Emit the entire listing verbatim.

Saved data entries
* BEGIN *

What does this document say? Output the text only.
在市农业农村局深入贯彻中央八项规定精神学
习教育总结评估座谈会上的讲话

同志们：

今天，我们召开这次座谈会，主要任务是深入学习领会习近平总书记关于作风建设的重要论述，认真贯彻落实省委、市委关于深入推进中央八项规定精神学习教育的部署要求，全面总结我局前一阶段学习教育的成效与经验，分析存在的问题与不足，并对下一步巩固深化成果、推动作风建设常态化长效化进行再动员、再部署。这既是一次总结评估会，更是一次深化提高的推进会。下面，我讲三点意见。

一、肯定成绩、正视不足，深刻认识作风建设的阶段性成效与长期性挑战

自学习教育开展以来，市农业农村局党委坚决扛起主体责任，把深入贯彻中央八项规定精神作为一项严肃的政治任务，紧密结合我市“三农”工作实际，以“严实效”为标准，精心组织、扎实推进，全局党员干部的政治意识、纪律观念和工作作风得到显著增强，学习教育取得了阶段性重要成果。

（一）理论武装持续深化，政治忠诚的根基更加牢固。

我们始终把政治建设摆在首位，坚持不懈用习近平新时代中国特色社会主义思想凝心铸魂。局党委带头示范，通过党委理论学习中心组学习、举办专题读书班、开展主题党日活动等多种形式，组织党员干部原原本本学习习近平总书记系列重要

* END *

ANSWER:
What does this document say? Output the text only.
在市农业农村局深入贯彻中央八项规定精神学
习教育总结评估座谈会上的讲话

同志们：

今天，我们召开这次座谈会，主要任务是深入学习领会习近平总书记关于作风建设的重要论述，认真贯彻落实省委、市委关于深入推进中央八项规定精神学习教育的部署要求，全面总结我局前一阶段学习教育的成效与经验，分析存在的问题与不足，并对下一步巩固深化成果、推动作风建设常态化长效化进行再动员、再部署。这既是一次总结评估会，更是一次深化提高的推进会。下面，我讲三点意见。

一、肯定成绩、正视不足，深刻认识作风建设的阶段性成效与长期性挑战

自学习教育开展以来，市农业农村局党委坚决扛起主体责任，把深入贯彻中央八项规定精神作为一项严肃的政治任务，紧密结合我市“三农”工作实际，以“严实效”为标准，精心组织、扎实推进，全局党员干部的政治意识、纪律观念和工作作风得到显著增强，学习教育取得了阶段性重要成果。

（一）理论武装持续深化，政治忠诚的根基更加牢固。

我们始终把政治建设摆在首位，坚持不懈用习近平新时代中国特色社会主义思想凝心铸魂。局党委带头示范，通过党委理论学习中心组学习、举办专题读书班、开展主题党日活动等多种形式，组织党员干部原原本本学习习近平总书记系列重要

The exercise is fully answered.